== DATASET ROWS ==
..............................

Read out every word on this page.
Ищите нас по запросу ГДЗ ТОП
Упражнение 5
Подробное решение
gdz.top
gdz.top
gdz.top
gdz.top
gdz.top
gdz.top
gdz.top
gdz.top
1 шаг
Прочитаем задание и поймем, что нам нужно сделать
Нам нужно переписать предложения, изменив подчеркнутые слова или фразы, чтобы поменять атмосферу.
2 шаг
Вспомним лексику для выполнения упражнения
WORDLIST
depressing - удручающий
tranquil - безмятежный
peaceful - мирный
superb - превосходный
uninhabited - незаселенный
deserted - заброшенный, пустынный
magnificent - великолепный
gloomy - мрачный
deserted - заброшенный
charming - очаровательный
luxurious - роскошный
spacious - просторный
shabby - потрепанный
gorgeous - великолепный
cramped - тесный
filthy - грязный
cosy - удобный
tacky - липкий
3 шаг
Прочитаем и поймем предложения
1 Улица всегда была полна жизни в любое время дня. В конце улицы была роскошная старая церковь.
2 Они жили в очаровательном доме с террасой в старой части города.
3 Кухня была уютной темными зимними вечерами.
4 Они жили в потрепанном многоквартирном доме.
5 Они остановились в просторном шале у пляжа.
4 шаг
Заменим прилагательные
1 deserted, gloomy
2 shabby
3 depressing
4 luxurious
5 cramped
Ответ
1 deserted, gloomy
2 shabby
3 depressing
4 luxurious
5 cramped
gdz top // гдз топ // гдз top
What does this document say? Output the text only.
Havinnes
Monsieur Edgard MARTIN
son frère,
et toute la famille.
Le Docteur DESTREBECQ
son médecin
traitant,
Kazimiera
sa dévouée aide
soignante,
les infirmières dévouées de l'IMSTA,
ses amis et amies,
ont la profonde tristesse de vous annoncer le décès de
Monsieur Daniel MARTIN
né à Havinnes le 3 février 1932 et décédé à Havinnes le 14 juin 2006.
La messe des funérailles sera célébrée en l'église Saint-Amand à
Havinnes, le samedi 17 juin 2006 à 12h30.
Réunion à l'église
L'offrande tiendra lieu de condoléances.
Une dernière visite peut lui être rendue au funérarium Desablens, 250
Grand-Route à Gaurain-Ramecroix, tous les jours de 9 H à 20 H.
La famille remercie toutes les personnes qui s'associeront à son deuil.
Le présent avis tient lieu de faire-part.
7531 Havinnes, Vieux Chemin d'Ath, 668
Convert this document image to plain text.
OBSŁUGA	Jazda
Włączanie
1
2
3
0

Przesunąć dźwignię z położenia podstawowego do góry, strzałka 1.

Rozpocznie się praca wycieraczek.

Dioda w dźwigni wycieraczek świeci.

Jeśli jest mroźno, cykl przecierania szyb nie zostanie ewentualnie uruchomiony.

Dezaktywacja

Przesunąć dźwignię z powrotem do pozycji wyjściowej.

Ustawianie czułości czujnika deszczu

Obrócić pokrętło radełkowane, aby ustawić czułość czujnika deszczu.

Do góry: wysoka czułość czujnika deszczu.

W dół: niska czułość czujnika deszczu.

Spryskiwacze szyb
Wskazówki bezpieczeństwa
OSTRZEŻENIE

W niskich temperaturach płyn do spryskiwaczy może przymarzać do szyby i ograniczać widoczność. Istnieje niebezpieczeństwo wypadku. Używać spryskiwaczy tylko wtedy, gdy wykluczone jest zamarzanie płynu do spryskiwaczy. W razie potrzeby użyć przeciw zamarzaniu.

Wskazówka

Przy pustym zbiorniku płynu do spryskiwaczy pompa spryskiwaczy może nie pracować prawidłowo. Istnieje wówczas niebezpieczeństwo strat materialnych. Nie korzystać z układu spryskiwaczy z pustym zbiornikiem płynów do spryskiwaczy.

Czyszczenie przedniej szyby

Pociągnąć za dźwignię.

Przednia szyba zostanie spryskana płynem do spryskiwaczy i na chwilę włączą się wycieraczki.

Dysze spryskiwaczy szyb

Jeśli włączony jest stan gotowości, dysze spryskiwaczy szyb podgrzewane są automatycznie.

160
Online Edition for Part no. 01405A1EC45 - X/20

..............................

== STATED EXERCISE ==
Repeat the data in its entirety, character for character.

== THE RESPONSE ==
Read out every word on this page.
Ищите нас по запросу ГДЗ ТОП
Упражнение 5
Подробное решение
gdz.top
gdz.top
gdz.top
gdz.top
gdz.top
gdz.top
gdz.top
gdz.top
1 шаг
Прочитаем задание и поймем, что нам нужно сделать
Нам нужно переписать предложения, изменив подчеркнутые слова или фразы, чтобы поменять атмосферу.
2 шаг
Вспомним лексику для выполнения упражнения
WORDLIST
depressing - удручающий
tranquil - безмятежный
peaceful - мирный
superb - превосходный
uninhabited - незаселенный
deserted - заброшенный, пустынный
magnificent - великолепный
gloomy - мрачный
deserted - заброшенный
charming - очаровательный
luxurious - роскошный
spacious - просторный
shabby - потрепанный
gorgeous - великолепный
cramped - тесный
filthy - грязный
cosy - удобный
tacky - липкий
3 шаг
Прочитаем и поймем предложения
1 Улица всегда была полна жизни в любое время дня. В конце улицы была роскошная старая церковь.
2 Они жили в очаровательном доме с террасой в старой части города.
3 Кухня была уютной темными зимними вечерами.
4 Они жили в потрепанном многоквартирном доме.
5 Они остановились в просторном шале у пляжа.
4 шаг
Заменим прилагательные
1 deserted, gloomy
2 shabby
3 depressing
4 luxurious
5 cramped
Ответ
1 deserted, gloomy
2 shabby
3 depressing
4 luxurious
5 cramped
gdz top // гдз топ // гдз top
What does this document say? Output the text only.
Havinnes
Monsieur Edgard MARTIN
son frère,
et toute la famille.
Le Docteur DESTREBECQ
son médecin
traitant,
Kazimiera
sa dévouée aide
soignante,
les infirmières dévouées de l'IMSTA,
ses amis et amies,
ont la profonde tristesse de vous annoncer le décès de
Monsieur Daniel MARTIN
né à Havinnes le 3 février 1932 et décédé à Havinnes le 14 juin 2006.
La messe des funérailles sera célébrée en l'église Saint-Amand à
Havinnes, le samedi 17 juin 2006 à 12h30.
Réunion à l'église
L'offrande tiendra lieu de condoléances.
Une dernière visite peut lui être rendue au funérarium Desablens, 250
Grand-Route à Gaurain-Ramecroix, tous les jours de 9 H à 20 H.
La famille remercie toutes les personnes qui s'associeront à son deuil.
Le présent avis tient lieu de faire-part.
7531 Havinnes, Vieux Chemin d'Ath, 668
Convert this document image to plain text.
OBSŁUGA	Jazda
Włączanie
1
2
3
0

Przesunąć dźwignię z położenia podstawowego do góry, strzałka 1.

Rozpocznie się praca wycieraczek.

Dioda w dźwigni wycieraczek świeci.

Jeśli jest mroźno, cykl przecierania szyb nie zostanie ewentualnie uruchomiony.

Dezaktywacja

Przesunąć dźwignię z powrotem do pozycji wyjściowej.

Ustawianie czułości czujnika deszczu

Obrócić pokrętło radełkowane, aby ustawić czułość czujnika deszczu.

Do góry: wysoka czułość czujnika deszczu.

W dół: niska czułość czujnika deszczu.

Spryskiwacze szyb
Wskazówki bezpieczeństwa
OSTRZEŻENIE

W niskich temperaturach płyn do spryskiwaczy może przymarzać do szyby i ograniczać widoczność. Istnieje niebezpieczeństwo wypadku. Używać spryskiwaczy tylko wtedy, gdy wykluczone jest zamarzanie płynu do spryskiwaczy. W razie potrzeby użyć przeciw zamarzaniu.

Wskazówka

Przy pustym zbiorniku płynu do spryskiwaczy pompa spryskiwaczy może nie pracować prawidłowo. Istnieje wówczas niebezpieczeństwo strat materialnych. Nie korzystać z układu spryskiwaczy z pustym zbiornikiem płynów do spryskiwaczy.

Czyszczenie przedniej szyby

Pociągnąć za dźwignię.

Przednia szyba zostanie spryskana płynem do spryskiwaczy i na chwilę włączą się wycieraczki.

Dysze spryskiwaczy szyb

Jeśli włączony jest stan gotowości, dysze spryskiwaczy szyb podgrzewane są automatycznie.

160
Online Edition for Part no. 01405A1EC45 - X/20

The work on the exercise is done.